#### YOUR TASK
Your task is to print the material below exactly as presented.

#### MATERIAL PROVIDED
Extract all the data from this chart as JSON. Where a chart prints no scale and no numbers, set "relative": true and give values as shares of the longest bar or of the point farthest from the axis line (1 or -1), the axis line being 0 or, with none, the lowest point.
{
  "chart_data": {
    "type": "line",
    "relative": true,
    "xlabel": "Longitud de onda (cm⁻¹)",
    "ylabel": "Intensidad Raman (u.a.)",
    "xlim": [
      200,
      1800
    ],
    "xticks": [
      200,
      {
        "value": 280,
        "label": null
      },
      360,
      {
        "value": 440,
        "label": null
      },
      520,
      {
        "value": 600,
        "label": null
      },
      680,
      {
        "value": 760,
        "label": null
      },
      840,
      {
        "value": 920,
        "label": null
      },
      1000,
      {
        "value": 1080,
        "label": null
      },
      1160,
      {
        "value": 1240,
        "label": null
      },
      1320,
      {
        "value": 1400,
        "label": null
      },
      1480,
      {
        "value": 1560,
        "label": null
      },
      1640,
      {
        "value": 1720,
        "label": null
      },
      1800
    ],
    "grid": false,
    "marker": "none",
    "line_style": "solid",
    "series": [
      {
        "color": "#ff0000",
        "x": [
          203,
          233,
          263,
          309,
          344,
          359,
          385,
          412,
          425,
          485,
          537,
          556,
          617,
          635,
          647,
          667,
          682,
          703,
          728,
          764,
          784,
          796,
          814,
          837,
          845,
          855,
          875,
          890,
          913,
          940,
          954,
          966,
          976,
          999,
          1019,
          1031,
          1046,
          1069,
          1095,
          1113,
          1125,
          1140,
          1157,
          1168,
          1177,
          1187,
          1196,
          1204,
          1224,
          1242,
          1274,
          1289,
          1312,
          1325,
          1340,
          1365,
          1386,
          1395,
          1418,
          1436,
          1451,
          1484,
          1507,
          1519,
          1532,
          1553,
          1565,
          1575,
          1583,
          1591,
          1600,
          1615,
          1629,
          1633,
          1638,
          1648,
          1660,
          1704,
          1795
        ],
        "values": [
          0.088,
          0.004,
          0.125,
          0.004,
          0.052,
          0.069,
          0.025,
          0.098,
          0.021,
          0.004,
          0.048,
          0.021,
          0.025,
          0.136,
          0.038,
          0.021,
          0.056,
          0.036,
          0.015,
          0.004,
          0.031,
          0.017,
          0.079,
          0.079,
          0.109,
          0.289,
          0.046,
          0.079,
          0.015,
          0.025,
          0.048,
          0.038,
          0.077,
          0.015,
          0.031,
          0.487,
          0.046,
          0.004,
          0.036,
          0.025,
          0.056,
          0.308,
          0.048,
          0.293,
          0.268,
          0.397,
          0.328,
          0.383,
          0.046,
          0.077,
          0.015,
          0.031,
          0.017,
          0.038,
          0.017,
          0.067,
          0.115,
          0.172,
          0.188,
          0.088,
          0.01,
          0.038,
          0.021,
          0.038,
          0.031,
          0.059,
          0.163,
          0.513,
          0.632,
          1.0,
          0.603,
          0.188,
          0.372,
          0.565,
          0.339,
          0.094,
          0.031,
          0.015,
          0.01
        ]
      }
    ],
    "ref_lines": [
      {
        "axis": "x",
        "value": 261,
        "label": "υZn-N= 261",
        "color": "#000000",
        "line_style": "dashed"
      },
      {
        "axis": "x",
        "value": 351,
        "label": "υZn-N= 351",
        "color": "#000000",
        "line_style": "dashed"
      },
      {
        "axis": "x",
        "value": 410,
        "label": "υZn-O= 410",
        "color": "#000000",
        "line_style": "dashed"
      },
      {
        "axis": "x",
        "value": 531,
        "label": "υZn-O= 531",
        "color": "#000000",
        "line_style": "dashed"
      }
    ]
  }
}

#### ANSWER TO THE TASK
Extract all the data from this chart as JSON. Where a chart prints no scale and no numbers, set "relative": true and give values as shares of the longest bar or of the point farthest from the axis line (1 or -1), the axis line being 0 or, with none, the lowest point.
{
  "chart_data": {
    "type": "line",
    "relative": true,
    "xlabel": "Longitud de onda (cm⁻¹)",
    "ylabel": "Intensidad Raman (u.a.)",
    "xlim": [
      200,
      1800
    ],
    "xticks": [
      200,
      {
        "value": 280,
        "label": null
      },
      360,
      {
        "value": 440,
        "label": null
      },
      520,
      {
        "value": 600,
        "label": null
      },
      680,
      {
        "value": 760,
        "label": null
      },
      840,
      {
        "value": 920,
        "label": null
      },
      1000,
      {
        "value": 1080,
        "label": null
      },
      1160,
      {
        "value": 1240,
        "label": null
      },
      1320,
      {
        "value": 1400,
        "label": null
      },
      1480,
      {
        "value": 1560,
        "label": null
      },
      1640,
      {
        "value": 1720,
        "label": null
      },
      1800
    ],
    "grid": false,
    "marker": "none",
    "line_style": "solid",
    "series": [
      {
        "color": "#ff0000",
        "x": [
          203,
          233,
          263,
          309,
          344,
          359,
          385,
          412,
          425,
          485,
          537,
          556,
          617,
          635,
          647,
          667,
          682,
          703,
          728,
          764,
          784,
          796,
          814,
          837,
          845,
          855,
          875,
          890,
          913,
          940,
          954,
          966,
          976,
          999,
          1019,
          1031,
          1046,
          1069,
          1095,
          1113,
          1125,
          1140,
          1157,
          1168,
          1177,
          1187,
          1196,
          1204,
          1224,
          1242,
          1274,
          1289,
          1312,
          1325,
          1340,
          1365,
          1386,
          1395,
          1418,
          1436,
          1451,
          1484,
          1507,
          1519,
          1532,
          1553,
          1565,
          1575,
          1583,
          1591,
          1600,
          1615,
          1629,
          1633,
          1638,
          1648,
          1660,
          1704,
          1795
        ],
        "values": [
          0.088,
          0.004,
          0.125,
          0.004,
          0.052,
          0.069,
          0.025,
          0.098,
          0.021,
          0.004,
          0.048,
          0.021,
          0.025,
          0.136,
          0.038,
          0.021,
          0.056,
          0.036,
          0.015,
          0.004,
          0.031,
          0.017,
          0.079,
          0.079,
          0.109,
          0.289,
          0.046,
          0.079,
          0.015,
          0.025,
          0.048,
          0.038,
          0.077,
          0.015,
          0.031,
          0.487,
          0.046,
          0.004,
          0.036,
          0.025,
          0.056,
          0.308,
          0.048,
          0.293,
          0.268,
          0.397,
          0.328,
          0.383,
          0.046,
          0.077,
          0.015,
          0.031,
          0.017,
          0.038,
          0.017,
          0.067,
          0.115,
          0.172,
          0.188,
          0.088,
          0.01,
          0.038,
          0.021,
          0.038,
          0.031,
          0.059,
          0.163,
          0.513,
          0.632,
          1.0,
          0.603,
          0.188,
          0.372,
          0.565,
          0.339,
          0.094,
          0.031,
          0.015,
          0.01
        ]
      }
    ],
    "ref_lines": [
      {
        "axis": "x",
        "value": 261,
        "label": "υZn-N= 261",
        "color": "#000000",
        "line_style": "dashed"
      },
      {
        "axis": "x",
        "value": 351,
        "label": "υZn-N= 351",
        "color": "#000000",
        "line_style": "dashed"
      },
      {
        "axis": "x",
        "value": 410,
        "label": "υZn-O= 410",
        "color": "#000000",
        "line_style": "dashed"
      },
      {
        "axis": "x",
        "value": 531,
        "label": "υZn-O= 531",
        "color": "#000000",
        "line_style": "dashed"
      }
    ]
  }
}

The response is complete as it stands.